start

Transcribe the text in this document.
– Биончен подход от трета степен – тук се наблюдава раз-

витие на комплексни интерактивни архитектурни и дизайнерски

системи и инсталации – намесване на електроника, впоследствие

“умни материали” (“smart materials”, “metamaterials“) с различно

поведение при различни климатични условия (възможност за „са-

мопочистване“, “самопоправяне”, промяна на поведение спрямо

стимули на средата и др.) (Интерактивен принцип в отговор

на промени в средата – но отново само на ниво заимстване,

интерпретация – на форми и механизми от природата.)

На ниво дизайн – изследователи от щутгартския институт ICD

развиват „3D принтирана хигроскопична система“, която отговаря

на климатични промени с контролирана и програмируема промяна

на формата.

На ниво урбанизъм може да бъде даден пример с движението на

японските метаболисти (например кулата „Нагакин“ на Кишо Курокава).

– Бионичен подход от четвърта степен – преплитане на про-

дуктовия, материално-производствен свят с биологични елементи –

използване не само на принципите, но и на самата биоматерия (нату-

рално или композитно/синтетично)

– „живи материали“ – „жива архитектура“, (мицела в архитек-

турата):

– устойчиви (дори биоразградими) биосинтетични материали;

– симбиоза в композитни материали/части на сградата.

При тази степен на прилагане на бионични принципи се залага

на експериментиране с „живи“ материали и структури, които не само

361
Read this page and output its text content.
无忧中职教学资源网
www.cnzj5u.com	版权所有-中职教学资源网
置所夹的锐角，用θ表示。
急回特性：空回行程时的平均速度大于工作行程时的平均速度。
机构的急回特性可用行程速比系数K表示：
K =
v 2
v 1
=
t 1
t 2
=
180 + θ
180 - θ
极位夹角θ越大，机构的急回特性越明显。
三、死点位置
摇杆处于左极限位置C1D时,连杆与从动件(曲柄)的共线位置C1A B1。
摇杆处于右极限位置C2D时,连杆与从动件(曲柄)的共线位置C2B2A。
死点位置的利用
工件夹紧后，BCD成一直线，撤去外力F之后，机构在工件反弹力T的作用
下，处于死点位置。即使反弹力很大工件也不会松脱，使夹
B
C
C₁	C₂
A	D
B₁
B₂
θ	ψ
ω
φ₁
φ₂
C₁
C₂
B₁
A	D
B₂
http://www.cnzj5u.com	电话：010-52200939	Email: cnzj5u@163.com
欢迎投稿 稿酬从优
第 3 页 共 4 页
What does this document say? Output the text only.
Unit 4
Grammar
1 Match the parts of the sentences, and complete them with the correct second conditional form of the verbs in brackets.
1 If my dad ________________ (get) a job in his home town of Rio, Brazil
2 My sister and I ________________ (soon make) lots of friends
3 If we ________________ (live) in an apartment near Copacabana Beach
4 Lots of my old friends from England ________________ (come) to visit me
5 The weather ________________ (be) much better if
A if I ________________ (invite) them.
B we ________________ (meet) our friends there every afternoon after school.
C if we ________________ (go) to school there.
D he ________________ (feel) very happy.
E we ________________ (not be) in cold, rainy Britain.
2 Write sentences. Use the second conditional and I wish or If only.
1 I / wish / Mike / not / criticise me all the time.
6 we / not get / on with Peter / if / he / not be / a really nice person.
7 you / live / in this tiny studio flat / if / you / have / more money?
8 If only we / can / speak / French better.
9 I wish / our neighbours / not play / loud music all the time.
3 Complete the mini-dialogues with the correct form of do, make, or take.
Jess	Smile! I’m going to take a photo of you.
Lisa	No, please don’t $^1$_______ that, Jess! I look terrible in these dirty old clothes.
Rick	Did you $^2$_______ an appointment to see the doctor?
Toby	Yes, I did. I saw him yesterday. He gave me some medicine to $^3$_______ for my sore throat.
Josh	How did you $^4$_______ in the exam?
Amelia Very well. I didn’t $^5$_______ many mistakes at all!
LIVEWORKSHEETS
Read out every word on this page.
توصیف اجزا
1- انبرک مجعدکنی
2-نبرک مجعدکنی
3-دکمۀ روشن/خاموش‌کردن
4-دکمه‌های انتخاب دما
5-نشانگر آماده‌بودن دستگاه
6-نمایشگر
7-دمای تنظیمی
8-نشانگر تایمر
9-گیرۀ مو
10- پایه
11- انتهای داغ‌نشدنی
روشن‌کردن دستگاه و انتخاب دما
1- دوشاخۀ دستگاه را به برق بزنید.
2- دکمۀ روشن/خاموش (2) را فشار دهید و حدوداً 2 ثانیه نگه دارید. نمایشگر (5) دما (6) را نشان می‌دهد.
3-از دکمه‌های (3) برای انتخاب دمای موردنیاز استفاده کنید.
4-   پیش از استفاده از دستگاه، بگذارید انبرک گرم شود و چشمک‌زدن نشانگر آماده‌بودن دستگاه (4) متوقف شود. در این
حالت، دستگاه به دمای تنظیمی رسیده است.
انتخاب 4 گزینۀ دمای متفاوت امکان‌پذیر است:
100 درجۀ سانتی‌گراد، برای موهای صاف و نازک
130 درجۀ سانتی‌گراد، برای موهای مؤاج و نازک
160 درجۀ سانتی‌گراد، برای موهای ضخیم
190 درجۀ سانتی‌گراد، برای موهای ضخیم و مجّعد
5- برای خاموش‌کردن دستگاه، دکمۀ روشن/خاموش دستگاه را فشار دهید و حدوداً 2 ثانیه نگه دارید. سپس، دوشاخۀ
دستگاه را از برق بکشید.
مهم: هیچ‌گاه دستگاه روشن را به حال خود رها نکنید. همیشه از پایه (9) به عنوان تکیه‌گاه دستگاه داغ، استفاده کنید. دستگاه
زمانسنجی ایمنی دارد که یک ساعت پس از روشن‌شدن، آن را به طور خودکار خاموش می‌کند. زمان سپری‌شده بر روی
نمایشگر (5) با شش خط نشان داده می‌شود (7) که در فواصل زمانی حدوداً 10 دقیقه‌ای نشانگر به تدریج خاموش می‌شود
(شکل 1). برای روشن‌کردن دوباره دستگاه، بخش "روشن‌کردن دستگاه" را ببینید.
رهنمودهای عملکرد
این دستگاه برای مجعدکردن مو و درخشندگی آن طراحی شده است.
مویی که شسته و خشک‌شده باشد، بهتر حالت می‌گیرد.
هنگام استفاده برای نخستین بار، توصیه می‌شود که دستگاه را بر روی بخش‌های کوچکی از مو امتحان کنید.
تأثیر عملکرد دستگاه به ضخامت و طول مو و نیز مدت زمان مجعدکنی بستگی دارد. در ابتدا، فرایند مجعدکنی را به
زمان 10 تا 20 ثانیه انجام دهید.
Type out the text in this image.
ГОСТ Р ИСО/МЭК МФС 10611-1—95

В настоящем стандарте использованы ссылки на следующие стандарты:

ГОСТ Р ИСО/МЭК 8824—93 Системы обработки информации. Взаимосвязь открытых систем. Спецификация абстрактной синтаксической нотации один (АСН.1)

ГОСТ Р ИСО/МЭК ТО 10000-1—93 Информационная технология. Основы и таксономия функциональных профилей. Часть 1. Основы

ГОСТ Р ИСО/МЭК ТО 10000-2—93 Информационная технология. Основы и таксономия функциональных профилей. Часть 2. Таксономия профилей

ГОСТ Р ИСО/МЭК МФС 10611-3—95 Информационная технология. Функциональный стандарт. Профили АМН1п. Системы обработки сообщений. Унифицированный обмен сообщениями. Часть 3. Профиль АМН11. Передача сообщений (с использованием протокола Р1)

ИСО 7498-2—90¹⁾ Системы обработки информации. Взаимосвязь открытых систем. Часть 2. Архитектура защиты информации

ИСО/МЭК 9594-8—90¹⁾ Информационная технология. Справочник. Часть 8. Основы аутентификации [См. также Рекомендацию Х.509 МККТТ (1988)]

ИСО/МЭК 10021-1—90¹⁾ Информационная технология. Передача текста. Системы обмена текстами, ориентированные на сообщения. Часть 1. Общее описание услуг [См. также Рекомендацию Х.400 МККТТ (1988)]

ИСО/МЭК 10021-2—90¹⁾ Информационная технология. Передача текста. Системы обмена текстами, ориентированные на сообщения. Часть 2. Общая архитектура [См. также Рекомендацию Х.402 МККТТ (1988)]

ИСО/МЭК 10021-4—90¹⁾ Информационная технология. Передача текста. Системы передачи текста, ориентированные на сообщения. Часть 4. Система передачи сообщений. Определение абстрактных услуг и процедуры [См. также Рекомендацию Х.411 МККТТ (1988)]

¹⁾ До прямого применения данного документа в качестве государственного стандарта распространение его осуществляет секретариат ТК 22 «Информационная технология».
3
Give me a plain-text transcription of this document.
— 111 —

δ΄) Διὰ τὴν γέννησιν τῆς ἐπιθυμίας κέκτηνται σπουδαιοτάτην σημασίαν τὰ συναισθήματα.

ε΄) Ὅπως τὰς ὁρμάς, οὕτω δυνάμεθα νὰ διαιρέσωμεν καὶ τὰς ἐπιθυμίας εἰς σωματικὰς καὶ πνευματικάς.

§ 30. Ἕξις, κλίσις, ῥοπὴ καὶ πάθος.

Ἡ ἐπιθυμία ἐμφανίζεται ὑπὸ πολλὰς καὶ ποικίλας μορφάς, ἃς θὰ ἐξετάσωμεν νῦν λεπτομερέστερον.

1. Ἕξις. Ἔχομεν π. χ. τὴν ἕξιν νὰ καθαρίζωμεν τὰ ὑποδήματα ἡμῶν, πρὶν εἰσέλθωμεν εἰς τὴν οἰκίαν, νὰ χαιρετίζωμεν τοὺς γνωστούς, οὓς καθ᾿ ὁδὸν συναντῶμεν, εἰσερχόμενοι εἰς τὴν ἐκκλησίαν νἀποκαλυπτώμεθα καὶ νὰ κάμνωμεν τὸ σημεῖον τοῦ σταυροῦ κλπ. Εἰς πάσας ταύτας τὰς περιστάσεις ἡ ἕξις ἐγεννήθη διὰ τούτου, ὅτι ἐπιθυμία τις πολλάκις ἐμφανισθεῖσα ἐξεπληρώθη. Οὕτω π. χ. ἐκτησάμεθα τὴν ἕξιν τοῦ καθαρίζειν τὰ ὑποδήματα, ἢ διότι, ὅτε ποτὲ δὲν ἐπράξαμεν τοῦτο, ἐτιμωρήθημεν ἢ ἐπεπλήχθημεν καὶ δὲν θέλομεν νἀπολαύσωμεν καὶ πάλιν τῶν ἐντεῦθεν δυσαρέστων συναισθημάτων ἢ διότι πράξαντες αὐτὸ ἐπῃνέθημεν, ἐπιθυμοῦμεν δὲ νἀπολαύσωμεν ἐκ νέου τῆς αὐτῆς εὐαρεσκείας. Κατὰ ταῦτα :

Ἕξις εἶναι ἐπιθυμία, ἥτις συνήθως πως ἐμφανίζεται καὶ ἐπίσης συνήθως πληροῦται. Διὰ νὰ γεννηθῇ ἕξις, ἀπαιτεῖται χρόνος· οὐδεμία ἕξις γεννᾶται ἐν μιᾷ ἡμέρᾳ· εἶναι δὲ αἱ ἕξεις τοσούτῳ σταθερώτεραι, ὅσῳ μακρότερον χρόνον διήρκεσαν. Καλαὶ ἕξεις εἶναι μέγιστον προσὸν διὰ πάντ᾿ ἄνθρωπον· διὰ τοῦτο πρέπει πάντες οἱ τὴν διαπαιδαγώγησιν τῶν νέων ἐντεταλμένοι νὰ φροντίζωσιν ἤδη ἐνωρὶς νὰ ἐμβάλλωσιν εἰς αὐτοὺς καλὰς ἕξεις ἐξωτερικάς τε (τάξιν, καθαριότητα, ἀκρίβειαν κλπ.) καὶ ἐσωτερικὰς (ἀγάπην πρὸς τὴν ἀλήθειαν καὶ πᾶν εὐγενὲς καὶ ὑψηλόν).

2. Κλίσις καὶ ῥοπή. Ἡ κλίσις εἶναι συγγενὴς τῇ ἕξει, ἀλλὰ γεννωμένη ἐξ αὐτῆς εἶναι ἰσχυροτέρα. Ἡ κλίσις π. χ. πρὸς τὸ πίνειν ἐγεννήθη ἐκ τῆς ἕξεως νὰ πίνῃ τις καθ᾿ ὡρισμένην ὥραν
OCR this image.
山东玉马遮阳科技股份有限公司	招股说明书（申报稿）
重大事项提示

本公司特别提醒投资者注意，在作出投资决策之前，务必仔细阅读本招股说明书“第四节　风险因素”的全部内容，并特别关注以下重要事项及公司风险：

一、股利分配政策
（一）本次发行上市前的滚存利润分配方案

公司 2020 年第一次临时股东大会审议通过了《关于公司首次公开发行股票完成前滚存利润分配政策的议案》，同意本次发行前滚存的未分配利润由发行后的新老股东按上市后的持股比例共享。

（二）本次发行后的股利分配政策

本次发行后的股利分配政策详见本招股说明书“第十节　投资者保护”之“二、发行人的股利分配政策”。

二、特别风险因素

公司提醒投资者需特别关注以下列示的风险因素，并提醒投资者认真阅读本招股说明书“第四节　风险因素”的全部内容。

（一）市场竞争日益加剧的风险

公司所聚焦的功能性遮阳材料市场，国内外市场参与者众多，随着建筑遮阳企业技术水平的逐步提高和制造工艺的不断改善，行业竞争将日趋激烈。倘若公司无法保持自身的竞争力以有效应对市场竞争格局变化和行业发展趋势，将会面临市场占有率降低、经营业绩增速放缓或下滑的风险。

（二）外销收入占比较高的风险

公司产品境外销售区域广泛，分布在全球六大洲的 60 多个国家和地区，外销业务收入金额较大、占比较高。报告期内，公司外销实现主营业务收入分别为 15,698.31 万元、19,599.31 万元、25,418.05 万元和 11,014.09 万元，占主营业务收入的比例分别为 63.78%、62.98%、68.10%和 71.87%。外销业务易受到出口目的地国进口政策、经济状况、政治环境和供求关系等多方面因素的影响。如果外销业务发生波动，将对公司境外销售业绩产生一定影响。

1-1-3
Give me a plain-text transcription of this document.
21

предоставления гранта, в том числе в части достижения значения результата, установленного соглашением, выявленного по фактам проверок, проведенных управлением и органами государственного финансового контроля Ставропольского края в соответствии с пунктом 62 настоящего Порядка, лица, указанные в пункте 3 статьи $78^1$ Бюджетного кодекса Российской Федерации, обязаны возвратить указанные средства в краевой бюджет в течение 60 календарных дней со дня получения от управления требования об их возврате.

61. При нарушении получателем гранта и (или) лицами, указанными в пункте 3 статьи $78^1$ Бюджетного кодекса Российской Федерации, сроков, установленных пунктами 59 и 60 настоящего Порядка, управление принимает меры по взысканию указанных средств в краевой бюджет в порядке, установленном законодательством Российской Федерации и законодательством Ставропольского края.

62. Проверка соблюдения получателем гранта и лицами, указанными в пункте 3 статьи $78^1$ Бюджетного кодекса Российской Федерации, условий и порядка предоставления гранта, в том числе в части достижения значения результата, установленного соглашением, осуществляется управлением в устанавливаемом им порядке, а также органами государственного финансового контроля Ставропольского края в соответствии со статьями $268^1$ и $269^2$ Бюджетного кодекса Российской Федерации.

end

Extract each line from the listing that holds the word "تنظیمی".

7-دمای تنظیمی
حالت، دستگاه به دمای تنظیمی رسیده است.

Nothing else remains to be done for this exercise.